**Task:**
Copy each record exactly as it reads, leaving out any pictures it holds.

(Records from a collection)
** Begin **

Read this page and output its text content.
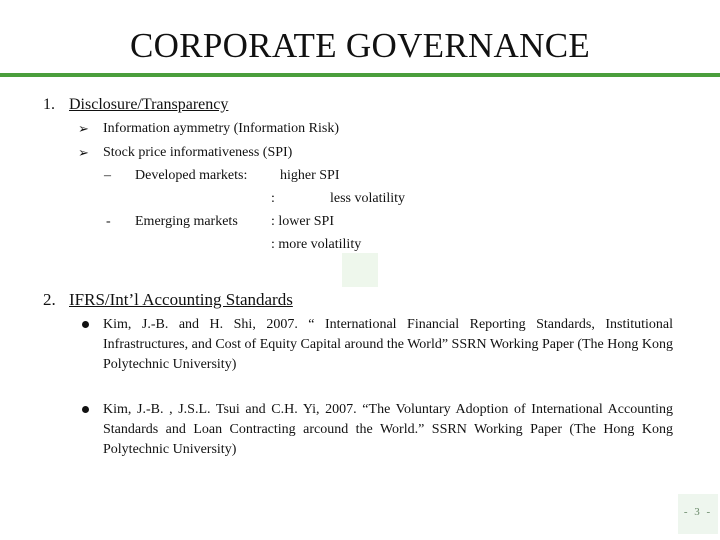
CORPORATE GOVERNANCE
1. Disclosure/Transparency
➢ Information aymmetry (Information Risk)
➢ Stock price informativeness (SPI)
– Developed markets: higher SPI
:	less volatility
- Emerging markets : lower SPI
: more volatility
2. IFRS/Int’l Accounting Standards
Kim, J.-B. and H. Shi, 2007. “ International Financial Reporting Standards, Institutional Infrastructures, and Cost of Equity Capital around the World” SSRN Working Paper (The Hong Kong Polytechnic University)
Kim, J.-B. , J.S.L. Tsui and C.H. Yi, 2007. “The Voluntary Adoption of International Accounting Standards and Loan Contracting arcound the World.” SSRN Working Paper (The Hong Kong Polytechnic University)
- 3 -
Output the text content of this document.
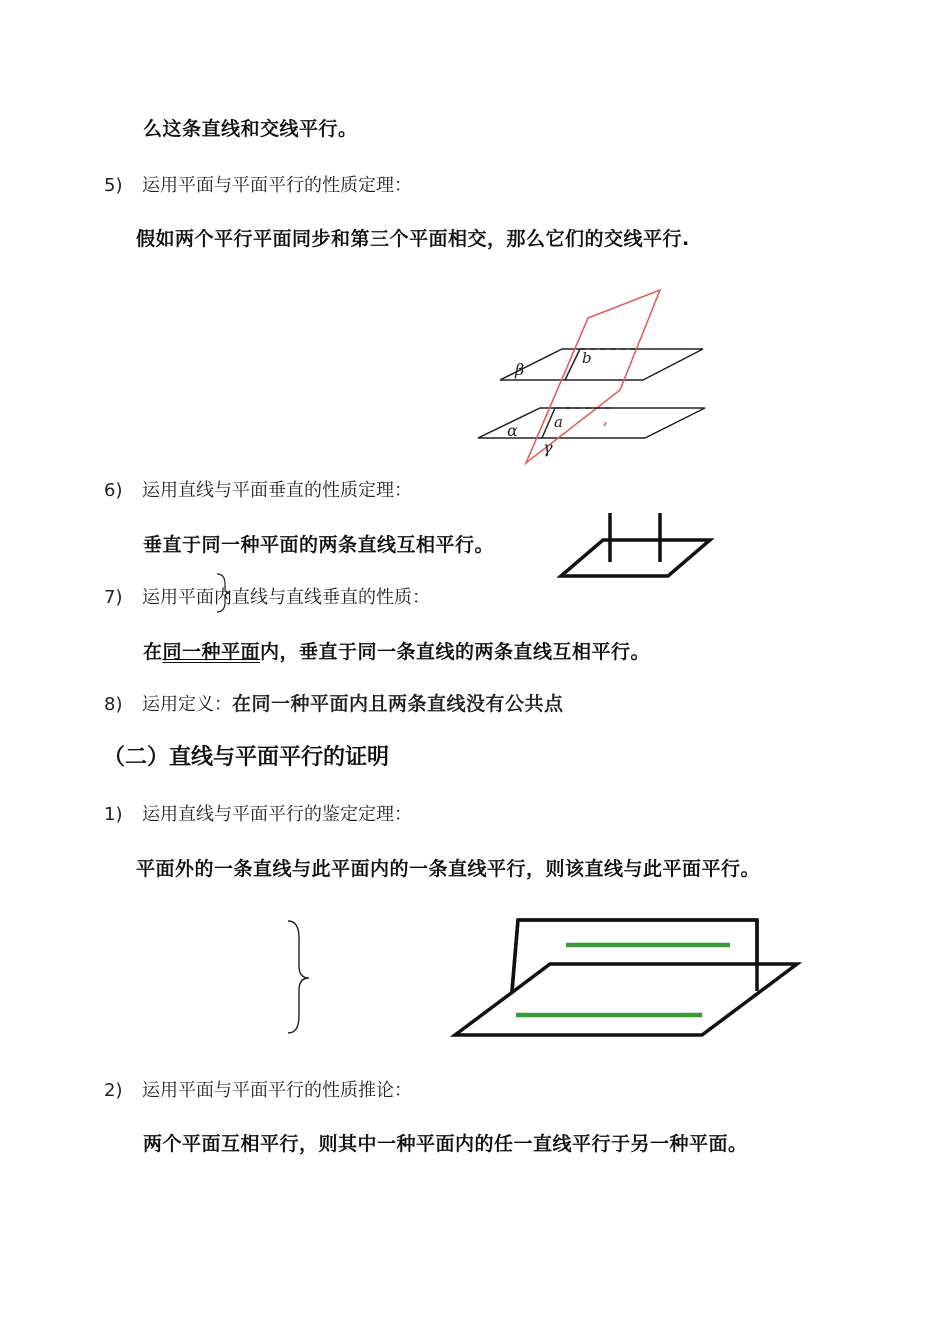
么这条直线和交线平行。
5) 运用平面与平面平行的性质定理：
假如两个平行平面同步和第三个平面相交，那么它们的交线平行.
β
b
α a
γ
6) 运用直线与平面垂直的性质定理：
垂直于同一种平面的两条直线互相平行。
7) 运用平面内直线与直线垂直的性质：
在同一种平面内，垂直于同一条直线的两条直线互相平行。
8) 运用定义：在同一种平面内且两条直线没有公共点
（二）直线与平面平行的证明
1) 运用直线与平面平行的鉴定定理：
平面外的一条直线与此平面内的一条直线平行，则该直线与此平面平行。
2) 运用平面与平面平行的性质推论：
两个平面互相平行，则其中一种平面内的任一直线平行于另一种平面。
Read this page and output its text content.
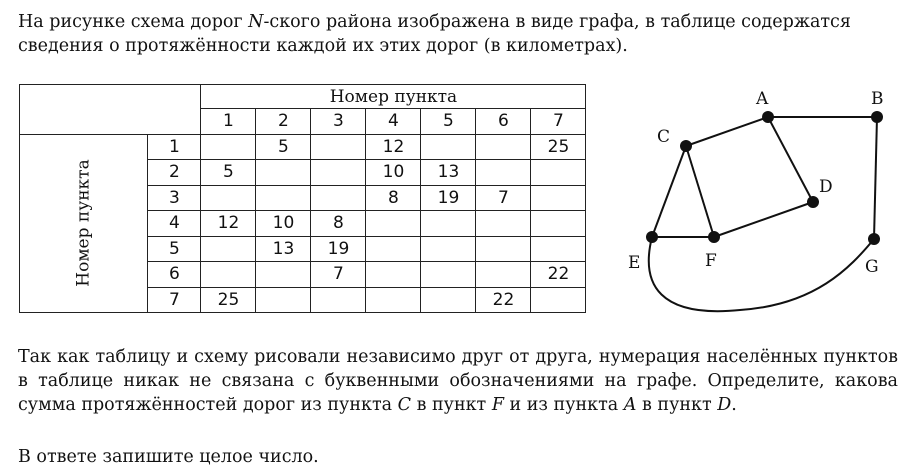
На рисунке схема дорог N-ского района изображена в виде графа, в таблице содержатся сведения о протяжённости каждой их этих дорог (в километрах).

		Номер пункта						
		1	2	3	4	5	6	7
Номер пункта	1		5		12			25
	2	5			10	13		
	3				8	19	7	
	4	12	10	8				
	5		13	19				
	6			7				22
	7	25					22	
A	B
C
D
E	F	G

Так как таблицу и схему рисовали независимо друг от друга, нумерация населённых пунктов в таблице никак не связана с буквенными обозначениями на графе. Определите, какова сумма протяжённостей дорог из пункта C в пункт F и из пункта A в пункт D.

В ответе запишите целое число.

** End **

**Expected output:**
Read this page and output its text content.
CORPORATE GOVERNANCE
1. Disclosure/Transparency
➢ Information aymmetry (Information Risk)
➢ Stock price informativeness (SPI)
– Developed markets: higher SPI
:	less volatility
- Emerging markets : lower SPI
: more volatility
2. IFRS/Int’l Accounting Standards
Kim, J.-B. and H. Shi, 2007. “ International Financial Reporting Standards, Institutional Infrastructures, and Cost of Equity Capital around the World” SSRN Working Paper (The Hong Kong Polytechnic University)
Kim, J.-B. , J.S.L. Tsui and C.H. Yi, 2007. “The Voluntary Adoption of International Accounting Standards and Loan Contracting arcound the World.” SSRN Working Paper (The Hong Kong Polytechnic University)
- 3 -
Output the text content of this document.
么这条直线和交线平行。
5) 运用平面与平面平行的性质定理：
假如两个平行平面同步和第三个平面相交，那么它们的交线平行.
β
b
α a
γ
6) 运用直线与平面垂直的性质定理：
垂直于同一种平面的两条直线互相平行。
7) 运用平面内直线与直线垂直的性质：
在同一种平面内，垂直于同一条直线的两条直线互相平行。
8) 运用定义：在同一种平面内且两条直线没有公共点
（二）直线与平面平行的证明
1) 运用直线与平面平行的鉴定定理：
平面外的一条直线与此平面内的一条直线平行，则该直线与此平面平行。
2) 运用平面与平面平行的性质推论：
两个平面互相平行，则其中一种平面内的任一直线平行于另一种平面。
Read this page and output its text content.
На рисунке схема дорог N-ского района изображена в виде графа, в таблице содержатся сведения о протяжённости каждой их этих дорог (в километрах).

		Номер пункта						
		1	2	3	4	5	6	7
Номер пункта	1		5		12			25
	2	5			10	13		
	3				8	19	7	
	4	12	10	8				
	5		13	19				
	6			7				22
	7	25					22	
A	B
C
D
E	F	G

Так как таблицу и схему рисовали независимо друг от друга, нумерация населённых пунктов в таблице никак не связана с буквенными обозначениями на графе. Определите, какова сумма протяжённостей дорог из пункта C в пункт F и из пункта A в пункт D.

В ответе запишите целое число.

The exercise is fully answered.